**Instructions to follow:**
Report how many lines in the records below contain the word "国凯大道". Give only the number.

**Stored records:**

════════════════

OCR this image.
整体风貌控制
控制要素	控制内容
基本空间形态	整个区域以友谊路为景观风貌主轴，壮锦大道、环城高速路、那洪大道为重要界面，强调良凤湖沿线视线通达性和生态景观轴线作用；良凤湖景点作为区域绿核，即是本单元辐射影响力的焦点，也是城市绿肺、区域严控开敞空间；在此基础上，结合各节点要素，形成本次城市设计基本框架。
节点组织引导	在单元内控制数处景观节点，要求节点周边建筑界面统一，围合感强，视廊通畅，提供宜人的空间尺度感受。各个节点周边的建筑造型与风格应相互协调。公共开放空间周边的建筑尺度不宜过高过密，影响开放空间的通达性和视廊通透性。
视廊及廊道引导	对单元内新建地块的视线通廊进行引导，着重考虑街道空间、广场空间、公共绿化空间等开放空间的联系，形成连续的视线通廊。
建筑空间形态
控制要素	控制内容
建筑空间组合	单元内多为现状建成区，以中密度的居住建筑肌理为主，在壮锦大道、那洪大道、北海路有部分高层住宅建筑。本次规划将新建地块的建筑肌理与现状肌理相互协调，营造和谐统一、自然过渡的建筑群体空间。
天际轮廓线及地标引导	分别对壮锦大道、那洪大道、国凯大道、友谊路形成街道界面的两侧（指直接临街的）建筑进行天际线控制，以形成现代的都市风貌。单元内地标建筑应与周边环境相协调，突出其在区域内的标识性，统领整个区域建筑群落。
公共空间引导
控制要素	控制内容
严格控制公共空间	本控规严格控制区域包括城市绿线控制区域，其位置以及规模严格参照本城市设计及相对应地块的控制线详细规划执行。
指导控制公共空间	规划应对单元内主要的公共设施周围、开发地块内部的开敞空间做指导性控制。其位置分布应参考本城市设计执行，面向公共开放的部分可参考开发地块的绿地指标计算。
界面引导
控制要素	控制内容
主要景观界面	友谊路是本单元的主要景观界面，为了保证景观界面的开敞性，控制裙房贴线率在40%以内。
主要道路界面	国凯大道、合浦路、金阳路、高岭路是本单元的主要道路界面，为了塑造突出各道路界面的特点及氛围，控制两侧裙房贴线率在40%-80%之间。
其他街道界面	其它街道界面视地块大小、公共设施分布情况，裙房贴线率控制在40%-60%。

════════════════

**Written solution:**
2